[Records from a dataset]
--------------------
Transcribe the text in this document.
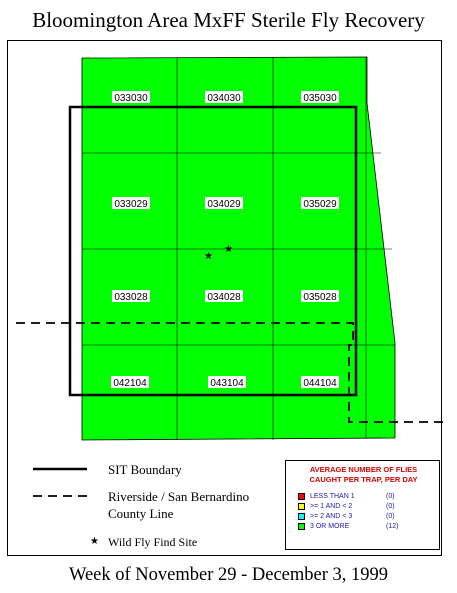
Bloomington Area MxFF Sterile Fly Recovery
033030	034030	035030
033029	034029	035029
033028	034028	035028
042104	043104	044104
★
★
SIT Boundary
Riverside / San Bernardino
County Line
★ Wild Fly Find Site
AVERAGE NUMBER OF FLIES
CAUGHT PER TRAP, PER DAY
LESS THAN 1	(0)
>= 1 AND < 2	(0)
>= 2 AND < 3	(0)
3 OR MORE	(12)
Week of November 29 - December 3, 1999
--------------------
**Exercise requirements**
The data above should be repeated exactly, minus any pictures.

**Result of this task**
Transcribe the text in this document.
Bloomington Area MxFF Sterile Fly Recovery
033030	034030	035030
033029	034029	035029
033028	034028	035028
042104	043104	044104
★
★
SIT Boundary
Riverside / San Bernardino
County Line
★ Wild Fly Find Site
AVERAGE NUMBER OF FLIES
CAUGHT PER TRAP, PER DAY
LESS THAN 1	(0)
>= 1 AND < 2	(0)
>= 2 AND < 3	(0)
3 OR MORE	(12)
Week of November 29 - December 3, 1999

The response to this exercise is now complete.